Instruction: Figure out how many lines of the material below contain the word "Close". Answer with the number only.
-- start Given data --
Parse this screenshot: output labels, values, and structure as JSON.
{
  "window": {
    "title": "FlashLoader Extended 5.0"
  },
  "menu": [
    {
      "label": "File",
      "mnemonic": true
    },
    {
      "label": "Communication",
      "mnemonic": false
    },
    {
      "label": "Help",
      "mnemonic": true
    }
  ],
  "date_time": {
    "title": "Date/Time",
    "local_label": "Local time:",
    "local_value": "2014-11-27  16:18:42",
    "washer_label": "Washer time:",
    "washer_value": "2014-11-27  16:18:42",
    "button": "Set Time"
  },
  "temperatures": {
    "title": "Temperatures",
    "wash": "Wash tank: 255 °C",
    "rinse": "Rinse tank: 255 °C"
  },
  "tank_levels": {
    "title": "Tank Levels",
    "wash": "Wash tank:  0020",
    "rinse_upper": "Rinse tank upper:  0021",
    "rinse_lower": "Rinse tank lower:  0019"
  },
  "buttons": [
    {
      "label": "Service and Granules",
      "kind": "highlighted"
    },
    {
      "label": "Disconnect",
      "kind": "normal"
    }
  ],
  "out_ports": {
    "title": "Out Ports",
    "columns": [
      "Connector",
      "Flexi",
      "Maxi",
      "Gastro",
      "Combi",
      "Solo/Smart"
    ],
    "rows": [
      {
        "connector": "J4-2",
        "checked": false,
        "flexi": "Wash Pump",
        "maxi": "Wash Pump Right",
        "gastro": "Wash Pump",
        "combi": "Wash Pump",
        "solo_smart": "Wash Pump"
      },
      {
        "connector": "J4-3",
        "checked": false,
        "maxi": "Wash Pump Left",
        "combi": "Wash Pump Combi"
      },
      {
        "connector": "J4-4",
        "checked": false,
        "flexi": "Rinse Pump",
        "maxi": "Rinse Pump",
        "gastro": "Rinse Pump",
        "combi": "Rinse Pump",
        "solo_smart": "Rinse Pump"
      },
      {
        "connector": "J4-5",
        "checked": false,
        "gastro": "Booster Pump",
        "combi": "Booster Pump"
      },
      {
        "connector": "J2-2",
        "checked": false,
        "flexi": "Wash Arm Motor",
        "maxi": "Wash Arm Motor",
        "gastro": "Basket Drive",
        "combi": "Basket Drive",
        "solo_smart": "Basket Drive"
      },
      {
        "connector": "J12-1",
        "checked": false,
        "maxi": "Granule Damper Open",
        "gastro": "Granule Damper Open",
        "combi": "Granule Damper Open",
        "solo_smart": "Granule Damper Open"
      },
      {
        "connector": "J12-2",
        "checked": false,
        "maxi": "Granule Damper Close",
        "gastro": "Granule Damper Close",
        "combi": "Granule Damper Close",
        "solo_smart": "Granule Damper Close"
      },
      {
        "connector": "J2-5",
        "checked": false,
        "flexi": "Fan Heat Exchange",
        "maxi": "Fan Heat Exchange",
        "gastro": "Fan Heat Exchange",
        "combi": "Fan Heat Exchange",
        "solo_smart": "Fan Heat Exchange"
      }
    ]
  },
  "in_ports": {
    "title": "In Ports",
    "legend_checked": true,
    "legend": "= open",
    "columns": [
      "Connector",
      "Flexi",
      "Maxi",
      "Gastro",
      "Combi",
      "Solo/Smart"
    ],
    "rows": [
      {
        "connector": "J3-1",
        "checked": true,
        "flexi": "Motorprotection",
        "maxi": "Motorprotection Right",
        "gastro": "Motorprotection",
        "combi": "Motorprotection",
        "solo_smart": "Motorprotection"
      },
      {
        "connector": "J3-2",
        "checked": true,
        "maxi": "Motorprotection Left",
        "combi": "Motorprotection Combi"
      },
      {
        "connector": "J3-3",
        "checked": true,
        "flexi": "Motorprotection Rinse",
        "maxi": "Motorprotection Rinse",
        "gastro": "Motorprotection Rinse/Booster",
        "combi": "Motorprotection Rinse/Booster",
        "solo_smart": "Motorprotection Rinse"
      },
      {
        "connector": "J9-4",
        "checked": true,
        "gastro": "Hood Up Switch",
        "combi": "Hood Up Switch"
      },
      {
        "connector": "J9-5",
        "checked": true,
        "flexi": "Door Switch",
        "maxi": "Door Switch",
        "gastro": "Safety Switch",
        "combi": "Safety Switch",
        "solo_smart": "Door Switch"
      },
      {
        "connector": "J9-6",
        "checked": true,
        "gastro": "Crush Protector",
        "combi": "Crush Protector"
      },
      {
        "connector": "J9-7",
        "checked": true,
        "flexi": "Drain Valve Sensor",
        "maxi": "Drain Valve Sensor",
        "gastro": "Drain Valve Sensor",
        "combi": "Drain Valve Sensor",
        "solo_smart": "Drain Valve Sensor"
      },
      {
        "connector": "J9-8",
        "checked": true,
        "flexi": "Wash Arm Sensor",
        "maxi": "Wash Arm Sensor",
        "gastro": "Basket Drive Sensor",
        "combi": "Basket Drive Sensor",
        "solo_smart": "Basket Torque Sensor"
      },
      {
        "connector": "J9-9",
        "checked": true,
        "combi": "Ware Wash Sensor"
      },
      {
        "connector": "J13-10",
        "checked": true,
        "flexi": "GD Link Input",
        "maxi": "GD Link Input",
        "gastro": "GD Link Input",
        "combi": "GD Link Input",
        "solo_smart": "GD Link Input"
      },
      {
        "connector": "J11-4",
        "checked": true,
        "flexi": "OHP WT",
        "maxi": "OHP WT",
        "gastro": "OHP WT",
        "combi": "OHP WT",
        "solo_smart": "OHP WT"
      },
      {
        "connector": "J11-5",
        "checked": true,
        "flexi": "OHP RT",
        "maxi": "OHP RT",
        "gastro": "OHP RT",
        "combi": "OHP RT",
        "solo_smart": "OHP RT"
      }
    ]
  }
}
-- end Given data --
Completed task: 4